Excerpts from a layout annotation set
*-*-*

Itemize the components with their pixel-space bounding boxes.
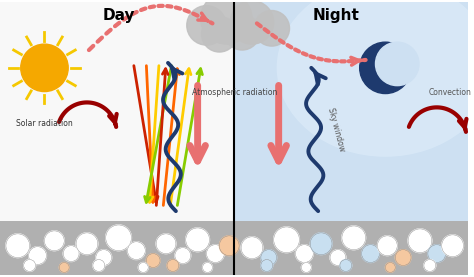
Circle shape bbox=[224, 14, 260, 50]
Circle shape bbox=[186, 228, 210, 252]
Circle shape bbox=[21, 44, 68, 92]
Circle shape bbox=[45, 231, 64, 251]
Text: Sky window: Sky window bbox=[326, 106, 346, 152]
Circle shape bbox=[167, 260, 179, 271]
Circle shape bbox=[207, 245, 224, 263]
Circle shape bbox=[362, 245, 380, 263]
Circle shape bbox=[201, 0, 252, 44]
Circle shape bbox=[175, 248, 191, 263]
Circle shape bbox=[106, 225, 131, 251]
Bar bbox=[0, 2, 234, 275]
Text: Atmospheric radiation: Atmospheric radiation bbox=[191, 88, 277, 97]
Circle shape bbox=[360, 42, 411, 94]
Bar bbox=[0, 221, 468, 275]
Circle shape bbox=[395, 250, 411, 265]
Circle shape bbox=[201, 16, 237, 52]
Circle shape bbox=[128, 242, 145, 260]
Circle shape bbox=[261, 260, 273, 271]
Circle shape bbox=[6, 234, 30, 258]
Circle shape bbox=[424, 260, 436, 271]
Text: Day: Day bbox=[102, 8, 135, 23]
Circle shape bbox=[428, 245, 446, 263]
Circle shape bbox=[301, 263, 311, 272]
Circle shape bbox=[76, 233, 98, 255]
Text: Convection: Convection bbox=[428, 88, 471, 97]
Circle shape bbox=[146, 254, 160, 268]
Circle shape bbox=[230, 1, 273, 44]
Circle shape bbox=[156, 234, 176, 254]
Circle shape bbox=[261, 250, 277, 265]
Ellipse shape bbox=[277, 0, 474, 157]
Circle shape bbox=[202, 263, 212, 272]
Circle shape bbox=[63, 246, 79, 261]
Circle shape bbox=[408, 229, 432, 253]
Circle shape bbox=[241, 237, 263, 258]
Circle shape bbox=[138, 263, 148, 272]
Circle shape bbox=[342, 226, 365, 250]
Circle shape bbox=[310, 233, 332, 255]
Circle shape bbox=[187, 6, 226, 45]
Circle shape bbox=[377, 236, 397, 256]
Circle shape bbox=[385, 263, 395, 272]
Text: Night: Night bbox=[312, 8, 359, 23]
Circle shape bbox=[96, 250, 112, 265]
Circle shape bbox=[219, 236, 239, 256]
Bar bbox=[234, 2, 468, 275]
Text: Solar radiation: Solar radiation bbox=[16, 119, 73, 128]
Circle shape bbox=[273, 227, 300, 253]
Circle shape bbox=[28, 247, 46, 265]
Circle shape bbox=[93, 260, 105, 271]
Circle shape bbox=[340, 260, 352, 271]
Circle shape bbox=[295, 245, 313, 263]
Circle shape bbox=[330, 250, 346, 265]
Circle shape bbox=[254, 11, 290, 46]
Circle shape bbox=[24, 260, 36, 271]
Circle shape bbox=[442, 235, 464, 257]
Circle shape bbox=[59, 263, 69, 272]
Circle shape bbox=[375, 42, 419, 86]
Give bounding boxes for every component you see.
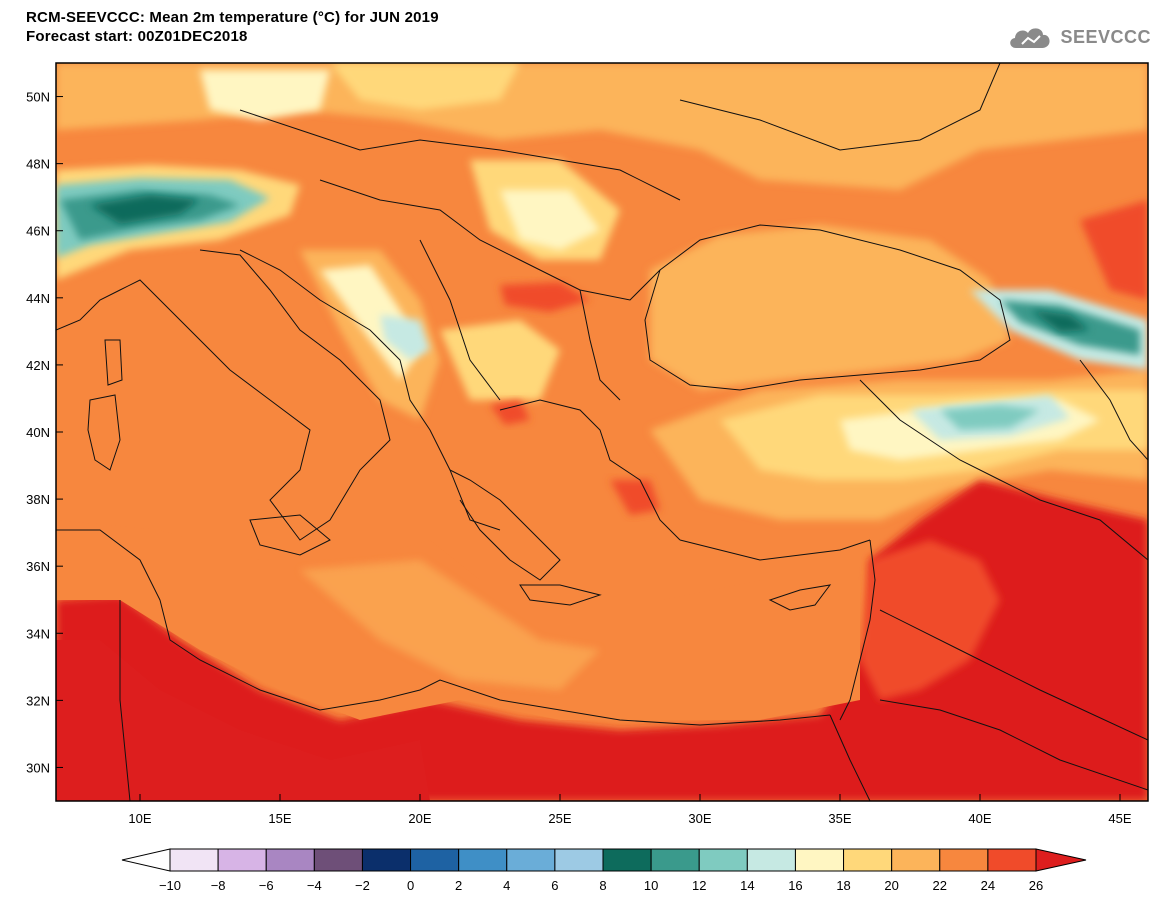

*-*-*

To be done:
Locate each line in the entries above that contains the word "radiation" with the same capitalization, and copy those lines.

Full answer:
Text: Atmospheric radiation: Atmospheric radiation bbox=[191, 88, 277, 97]
Text: Solar radiation: Solar radiation bbox=[16, 119, 73, 128]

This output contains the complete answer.